**What is being asked:** Output an exact reproduction of the data.

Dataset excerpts

++++

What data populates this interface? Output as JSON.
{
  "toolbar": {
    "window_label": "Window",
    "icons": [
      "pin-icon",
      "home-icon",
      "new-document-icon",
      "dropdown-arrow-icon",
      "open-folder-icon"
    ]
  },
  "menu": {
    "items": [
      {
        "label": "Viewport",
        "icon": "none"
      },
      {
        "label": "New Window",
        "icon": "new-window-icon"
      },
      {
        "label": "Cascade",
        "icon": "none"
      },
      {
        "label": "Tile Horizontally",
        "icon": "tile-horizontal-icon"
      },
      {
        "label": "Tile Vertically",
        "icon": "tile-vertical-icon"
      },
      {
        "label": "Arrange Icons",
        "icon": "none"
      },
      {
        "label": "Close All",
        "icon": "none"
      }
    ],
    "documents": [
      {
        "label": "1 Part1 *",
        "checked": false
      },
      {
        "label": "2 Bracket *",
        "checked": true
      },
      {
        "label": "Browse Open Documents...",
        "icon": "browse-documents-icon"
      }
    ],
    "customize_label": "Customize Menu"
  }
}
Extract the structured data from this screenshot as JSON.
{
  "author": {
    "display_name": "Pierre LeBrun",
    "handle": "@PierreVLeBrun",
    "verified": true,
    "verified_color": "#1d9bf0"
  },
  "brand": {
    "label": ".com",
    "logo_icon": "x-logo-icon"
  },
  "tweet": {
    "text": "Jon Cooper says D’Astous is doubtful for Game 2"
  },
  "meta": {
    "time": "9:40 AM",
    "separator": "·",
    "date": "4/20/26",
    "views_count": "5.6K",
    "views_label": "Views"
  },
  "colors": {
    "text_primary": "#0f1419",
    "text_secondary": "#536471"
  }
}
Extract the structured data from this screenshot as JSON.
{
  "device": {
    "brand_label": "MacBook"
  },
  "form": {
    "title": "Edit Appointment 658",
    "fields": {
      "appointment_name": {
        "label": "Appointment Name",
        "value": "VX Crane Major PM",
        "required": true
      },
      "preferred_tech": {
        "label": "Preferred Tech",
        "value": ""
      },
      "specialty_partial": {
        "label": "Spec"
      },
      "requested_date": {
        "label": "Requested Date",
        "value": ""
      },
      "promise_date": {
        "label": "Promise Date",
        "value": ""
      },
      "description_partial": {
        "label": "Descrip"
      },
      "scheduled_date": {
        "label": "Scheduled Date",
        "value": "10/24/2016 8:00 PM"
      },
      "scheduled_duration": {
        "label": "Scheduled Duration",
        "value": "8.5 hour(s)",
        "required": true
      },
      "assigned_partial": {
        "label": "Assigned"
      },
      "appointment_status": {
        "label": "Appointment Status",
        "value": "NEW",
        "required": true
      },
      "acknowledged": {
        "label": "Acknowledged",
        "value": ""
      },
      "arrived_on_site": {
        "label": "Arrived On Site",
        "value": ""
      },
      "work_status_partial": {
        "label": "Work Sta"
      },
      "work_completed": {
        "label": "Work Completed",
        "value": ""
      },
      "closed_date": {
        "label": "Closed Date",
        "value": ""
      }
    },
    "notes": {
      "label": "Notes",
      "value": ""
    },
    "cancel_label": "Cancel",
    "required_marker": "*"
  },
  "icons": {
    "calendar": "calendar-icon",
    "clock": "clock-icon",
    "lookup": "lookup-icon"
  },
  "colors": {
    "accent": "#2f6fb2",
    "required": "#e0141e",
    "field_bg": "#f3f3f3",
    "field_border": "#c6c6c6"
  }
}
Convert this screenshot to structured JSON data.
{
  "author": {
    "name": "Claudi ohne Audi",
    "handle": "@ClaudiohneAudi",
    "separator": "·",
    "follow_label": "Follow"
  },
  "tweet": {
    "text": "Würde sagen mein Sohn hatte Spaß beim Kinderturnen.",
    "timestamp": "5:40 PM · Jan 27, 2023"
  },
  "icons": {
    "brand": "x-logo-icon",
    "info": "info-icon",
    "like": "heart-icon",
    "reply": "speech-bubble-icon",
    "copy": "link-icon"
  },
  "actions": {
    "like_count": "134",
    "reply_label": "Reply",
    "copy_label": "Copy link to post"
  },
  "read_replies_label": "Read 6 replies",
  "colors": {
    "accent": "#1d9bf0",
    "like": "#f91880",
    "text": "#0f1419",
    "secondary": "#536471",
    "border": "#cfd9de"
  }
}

++++

**Solution to this task:**
What data populates this interface? Output as JSON.
{
  "toolbar": {
    "window_label": "Window",
    "icons": [
      "pin-icon",
      "home-icon",
      "new-document-icon",
      "dropdown-arrow-icon",
      "open-folder-icon"
    ]
  },
  "menu": {
    "items": [
      {
        "label": "Viewport",
        "icon": "none"
      },
      {
        "label": "New Window",
        "icon": "new-window-icon"
      },
      {
        "label": "Cascade",
        "icon": "none"
      },
      {
        "label": "Tile Horizontally",
        "icon": "tile-horizontal-icon"
      },
      {
        "label": "Tile Vertically",
        "icon": "tile-vertical-icon"
      },
      {
        "label": "Arrange Icons",
        "icon": "none"
      },
      {
        "label": "Close All",
        "icon": "none"
      }
    ],
    "documents": [
      {
        "label": "1 Part1 *",
        "checked": false
      },
      {
        "label": "2 Bracket *",
        "checked": true
      },
      {
        "label": "Browse Open Documents...",
        "icon": "browse-documents-icon"
      }
    ],
    "customize_label": "Customize Menu"
  }
}
Extract the structured data from this screenshot as JSON.
{
  "author": {
    "display_name": "Pierre LeBrun",
    "handle": "@PierreVLeBrun",
    "verified": true,
    "verified_color": "#1d9bf0"
  },
  "brand": {
    "label": ".com",
    "logo_icon": "x-logo-icon"
  },
  "tweet": {
    "text": "Jon Cooper says D’Astous is doubtful for Game 2"
  },
  "meta": {
    "time": "9:40 AM",
    "separator": "·",
    "date": "4/20/26",
    "views_count": "5.6K",
    "views_label": "Views"
  },
  "colors": {
    "text_primary": "#0f1419",
    "text_secondary": "#536471"
  }
}
Extract the structured data from this screenshot as JSON.
{
  "device": {
    "brand_label": "MacBook"
  },
  "form": {
    "title": "Edit Appointment 658",
    "fields": {
      "appointment_name": {
        "label": "Appointment Name",
        "value": "VX Crane Major PM",
        "required": true
      },
      "preferred_tech": {
        "label": "Preferred Tech",
        "value": ""
      },
      "specialty_partial": {
        "label": "Spec"
      },
      "requested_date": {
        "label": "Requested Date",
        "value": ""
      },
      "promise_date": {
        "label": "Promise Date",
        "value": ""
      },
      "description_partial": {
        "label": "Descrip"
      },
      "scheduled_date": {
        "label": "Scheduled Date",
        "value": "10/24/2016 8:00 PM"
      },
      "scheduled_duration": {
        "label": "Scheduled Duration",
        "value": "8.5 hour(s)",
        "required": true
      },
      "assigned_partial": {
        "label": "Assigned"
      },
      "appointment_status": {
        "label": "Appointment Status",
        "value": "NEW",
        "required": true
      },
      "acknowledged": {
        "label": "Acknowledged",
        "value": ""
      },
      "arrived_on_site": {
        "label": "Arrived On Site",
        "value": ""
      },
      "work_status_partial": {
        "label": "Work Sta"
      },
      "work_completed": {
        "label": "Work Completed",
        "value": ""
      },
      "closed_date": {
        "label": "Closed Date",
        "value": ""
      }
    },
    "notes": {
      "label": "Notes",
      "value": ""
    },
    "cancel_label": "Cancel",
    "required_marker": "*"
  },
  "icons": {
    "calendar": "calendar-icon",
    "clock": "clock-icon",
    "lookup": "lookup-icon"
  },
  "colors": {
    "accent": "#2f6fb2",
    "required": "#e0141e",
    "field_bg": "#f3f3f3",
    "field_border": "#c6c6c6"
  }
}
Convert this screenshot to structured JSON data.
{
  "author": {
    "name": "Claudi ohne Audi",
    "handle": "@ClaudiohneAudi",
    "separator": "·",
    "follow_label": "Follow"
  },
  "tweet": {
    "text": "Würde sagen mein Sohn hatte Spaß beim Kinderturnen.",
    "timestamp": "5:40 PM · Jan 27, 2023"
  },
  "icons": {
    "brand": "x-logo-icon",
    "info": "info-icon",
    "like": "heart-icon",
    "reply": "speech-bubble-icon",
    "copy": "link-icon"
  },
  "actions": {
    "like_count": "134",
    "reply_label": "Reply",
    "copy_label": "Copy link to post"
  },
  "read_replies_label": "Read 6 replies",
  "colors": {
    "accent": "#1d9bf0",
    "like": "#f91880",
    "text": "#0f1419",
    "secondary": "#536471",
    "border": "#cfd9de"
  }
}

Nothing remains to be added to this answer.